**Written instruction**
Restate the entire listing word for word.
%%
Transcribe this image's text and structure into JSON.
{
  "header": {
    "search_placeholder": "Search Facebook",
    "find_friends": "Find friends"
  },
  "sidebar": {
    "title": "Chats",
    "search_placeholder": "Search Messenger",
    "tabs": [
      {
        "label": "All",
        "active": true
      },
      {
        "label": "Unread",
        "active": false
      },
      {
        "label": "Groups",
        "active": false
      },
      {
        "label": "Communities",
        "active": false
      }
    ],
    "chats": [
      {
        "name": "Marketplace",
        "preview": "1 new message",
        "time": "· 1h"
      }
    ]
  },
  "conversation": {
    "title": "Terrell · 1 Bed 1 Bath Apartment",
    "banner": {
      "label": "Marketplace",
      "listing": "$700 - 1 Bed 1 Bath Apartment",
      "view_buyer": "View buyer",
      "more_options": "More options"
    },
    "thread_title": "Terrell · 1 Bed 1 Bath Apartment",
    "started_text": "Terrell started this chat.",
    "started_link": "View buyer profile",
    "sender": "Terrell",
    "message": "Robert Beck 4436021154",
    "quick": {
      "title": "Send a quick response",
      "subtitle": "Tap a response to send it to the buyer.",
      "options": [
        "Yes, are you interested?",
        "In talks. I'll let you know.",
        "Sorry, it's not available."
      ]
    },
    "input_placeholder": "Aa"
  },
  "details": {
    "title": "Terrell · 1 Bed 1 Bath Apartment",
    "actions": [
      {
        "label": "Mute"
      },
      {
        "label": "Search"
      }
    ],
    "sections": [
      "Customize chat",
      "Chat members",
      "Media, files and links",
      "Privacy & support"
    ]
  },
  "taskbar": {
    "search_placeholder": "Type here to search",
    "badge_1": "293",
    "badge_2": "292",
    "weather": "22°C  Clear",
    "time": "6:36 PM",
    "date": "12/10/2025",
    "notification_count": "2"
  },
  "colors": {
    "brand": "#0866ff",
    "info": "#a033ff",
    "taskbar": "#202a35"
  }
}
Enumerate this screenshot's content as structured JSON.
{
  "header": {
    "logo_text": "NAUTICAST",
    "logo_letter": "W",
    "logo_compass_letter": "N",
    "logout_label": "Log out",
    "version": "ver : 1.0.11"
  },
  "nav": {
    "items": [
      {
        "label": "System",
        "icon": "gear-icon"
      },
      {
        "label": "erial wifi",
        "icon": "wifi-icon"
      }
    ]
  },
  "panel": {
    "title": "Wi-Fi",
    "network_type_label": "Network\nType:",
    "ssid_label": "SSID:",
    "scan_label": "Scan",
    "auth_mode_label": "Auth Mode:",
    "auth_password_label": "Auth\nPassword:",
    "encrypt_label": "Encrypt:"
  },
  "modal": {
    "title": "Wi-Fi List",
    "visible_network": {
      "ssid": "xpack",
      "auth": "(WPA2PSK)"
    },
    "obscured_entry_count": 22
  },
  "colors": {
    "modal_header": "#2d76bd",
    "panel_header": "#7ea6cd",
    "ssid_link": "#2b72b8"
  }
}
%%
**Written solution**
Transcribe this image's text and structure into JSON.
{
  "header": {
    "search_placeholder": "Search Facebook",
    "find_friends": "Find friends"
  },
  "sidebar": {
    "title": "Chats",
    "search_placeholder": "Search Messenger",
    "tabs": [
      {
        "label": "All",
        "active": true
      },
      {
        "label": "Unread",
        "active": false
      },
      {
        "label": "Groups",
        "active": false
      },
      {
        "label": "Communities",
        "active": false
      }
    ],
    "chats": [
      {
        "name": "Marketplace",
        "preview": "1 new message",
        "time": "· 1h"
      }
    ]
  },
  "conversation": {
    "title": "Terrell · 1 Bed 1 Bath Apartment",
    "banner": {
      "label": "Marketplace",
      "listing": "$700 - 1 Bed 1 Bath Apartment",
      "view_buyer": "View buyer",
      "more_options": "More options"
    },
    "thread_title": "Terrell · 1 Bed 1 Bath Apartment",
    "started_text": "Terrell started this chat.",
    "started_link": "View buyer profile",
    "sender": "Terrell",
    "message": "Robert Beck 4436021154",
    "quick": {
      "title": "Send a quick response",
      "subtitle": "Tap a response to send it to the buyer.",
      "options": [
        "Yes, are you interested?",
        "In talks. I'll let you know.",
        "Sorry, it's not available."
      ]
    },
    "input_placeholder": "Aa"
  },
  "details": {
    "title": "Terrell · 1 Bed 1 Bath Apartment",
    "actions": [
      {
        "label": "Mute"
      },
      {
        "label": "Search"
      }
    ],
    "sections": [
      "Customize chat",
      "Chat members",
      "Media, files and links",
      "Privacy & support"
    ]
  },
  "taskbar": {
    "search_placeholder": "Type here to search",
    "badge_1": "293",
    "badge_2": "292",
    "weather": "22°C  Clear",
    "time": "6:36 PM",
    "date": "12/10/2025",
    "notification_count": "2"
  },
  "colors": {
    "brand": "#0866ff",
    "info": "#a033ff",
    "taskbar": "#202a35"
  }
}
Enumerate this screenshot's content as structured JSON.
{
  "header": {
    "logo_text": "NAUTICAST",
    "logo_letter": "W",
    "logo_compass_letter": "N",
    "logout_label": "Log out",
    "version": "ver : 1.0.11"
  },
  "nav": {
    "items": [
      {
        "label": "System",
        "icon": "gear-icon"
      },
      {
        "label": "erial wifi",
        "icon": "wifi-icon"
      }
    ]
  },
  "panel": {
    "title": "Wi-Fi",
    "network_type_label": "Network\nType:",
    "ssid_label": "SSID:",
    "scan_label": "Scan",
    "auth_mode_label": "Auth Mode:",
    "auth_password_label": "Auth\nPassword:",
    "encrypt_label": "Encrypt:"
  },
  "modal": {
    "title": "Wi-Fi List",
    "visible_network": {
      "ssid": "xpack",
      "auth": "(WPA2PSK)"
    },
    "obscured_entry_count": 22
  },
  "colors": {
    "modal_header": "#2d76bd",
    "panel_header": "#7ea6cd",
    "ssid_link": "#2b72b8"
  }
}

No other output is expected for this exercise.